→ Stated exercise: Below are some records. Pull every line that contains the word "影响系统运行".

● ● ● ●

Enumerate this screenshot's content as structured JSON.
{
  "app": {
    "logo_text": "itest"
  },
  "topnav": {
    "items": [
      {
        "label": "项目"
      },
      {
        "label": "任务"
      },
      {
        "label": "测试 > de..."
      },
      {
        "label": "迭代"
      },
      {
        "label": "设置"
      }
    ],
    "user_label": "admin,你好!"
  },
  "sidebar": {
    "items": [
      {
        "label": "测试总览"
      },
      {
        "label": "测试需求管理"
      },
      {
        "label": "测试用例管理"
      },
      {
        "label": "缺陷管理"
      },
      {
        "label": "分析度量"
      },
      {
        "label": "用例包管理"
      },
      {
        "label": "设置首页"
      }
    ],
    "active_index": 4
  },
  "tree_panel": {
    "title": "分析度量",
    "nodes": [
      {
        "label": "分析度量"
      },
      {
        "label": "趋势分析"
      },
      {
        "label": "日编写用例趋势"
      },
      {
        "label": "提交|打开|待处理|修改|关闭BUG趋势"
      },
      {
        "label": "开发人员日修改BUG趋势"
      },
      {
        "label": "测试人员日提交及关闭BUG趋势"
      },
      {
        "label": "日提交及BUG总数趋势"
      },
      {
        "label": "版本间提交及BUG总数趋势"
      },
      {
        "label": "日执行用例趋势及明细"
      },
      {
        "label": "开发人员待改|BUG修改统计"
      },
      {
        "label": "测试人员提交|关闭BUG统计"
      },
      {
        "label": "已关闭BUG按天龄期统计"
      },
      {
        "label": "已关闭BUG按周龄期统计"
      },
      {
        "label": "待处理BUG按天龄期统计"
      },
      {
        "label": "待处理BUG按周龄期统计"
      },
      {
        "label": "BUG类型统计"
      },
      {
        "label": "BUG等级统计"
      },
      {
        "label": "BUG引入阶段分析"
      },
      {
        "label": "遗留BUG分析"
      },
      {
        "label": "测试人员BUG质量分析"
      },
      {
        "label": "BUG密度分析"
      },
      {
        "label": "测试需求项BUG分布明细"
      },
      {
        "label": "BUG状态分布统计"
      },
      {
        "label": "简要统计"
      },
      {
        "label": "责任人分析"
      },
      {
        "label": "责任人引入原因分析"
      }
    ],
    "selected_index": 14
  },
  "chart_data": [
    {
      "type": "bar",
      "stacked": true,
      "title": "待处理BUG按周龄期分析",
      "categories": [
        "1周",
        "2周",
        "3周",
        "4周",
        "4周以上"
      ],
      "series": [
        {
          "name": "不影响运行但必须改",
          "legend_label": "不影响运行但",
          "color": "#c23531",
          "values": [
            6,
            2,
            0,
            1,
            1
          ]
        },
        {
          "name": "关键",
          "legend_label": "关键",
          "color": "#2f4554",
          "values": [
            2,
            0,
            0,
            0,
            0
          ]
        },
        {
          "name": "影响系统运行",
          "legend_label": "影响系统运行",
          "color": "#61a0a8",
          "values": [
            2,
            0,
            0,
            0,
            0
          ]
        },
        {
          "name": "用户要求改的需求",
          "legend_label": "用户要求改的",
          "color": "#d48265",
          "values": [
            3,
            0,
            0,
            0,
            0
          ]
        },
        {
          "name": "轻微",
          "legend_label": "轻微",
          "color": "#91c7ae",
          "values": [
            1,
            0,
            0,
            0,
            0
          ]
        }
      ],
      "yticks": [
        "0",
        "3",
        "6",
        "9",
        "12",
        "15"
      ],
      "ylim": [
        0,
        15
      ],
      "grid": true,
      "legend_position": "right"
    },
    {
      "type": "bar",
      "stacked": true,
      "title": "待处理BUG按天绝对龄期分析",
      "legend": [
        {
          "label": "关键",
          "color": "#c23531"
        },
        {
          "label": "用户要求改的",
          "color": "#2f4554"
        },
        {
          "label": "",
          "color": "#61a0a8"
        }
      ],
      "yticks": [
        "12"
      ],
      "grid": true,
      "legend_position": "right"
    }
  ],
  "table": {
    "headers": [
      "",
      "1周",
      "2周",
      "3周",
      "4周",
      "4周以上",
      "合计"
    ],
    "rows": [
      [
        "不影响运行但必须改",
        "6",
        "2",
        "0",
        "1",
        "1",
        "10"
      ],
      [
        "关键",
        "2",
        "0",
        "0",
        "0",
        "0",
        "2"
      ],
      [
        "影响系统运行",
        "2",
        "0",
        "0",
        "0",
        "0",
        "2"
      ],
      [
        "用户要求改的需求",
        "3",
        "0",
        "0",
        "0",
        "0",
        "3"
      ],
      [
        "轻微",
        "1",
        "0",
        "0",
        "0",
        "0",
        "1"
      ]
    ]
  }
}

● ● ● ●

→ Task result:
          "name": "影响系统运行",
          "legend_label": "影响系统运行",
        "影响系统运行",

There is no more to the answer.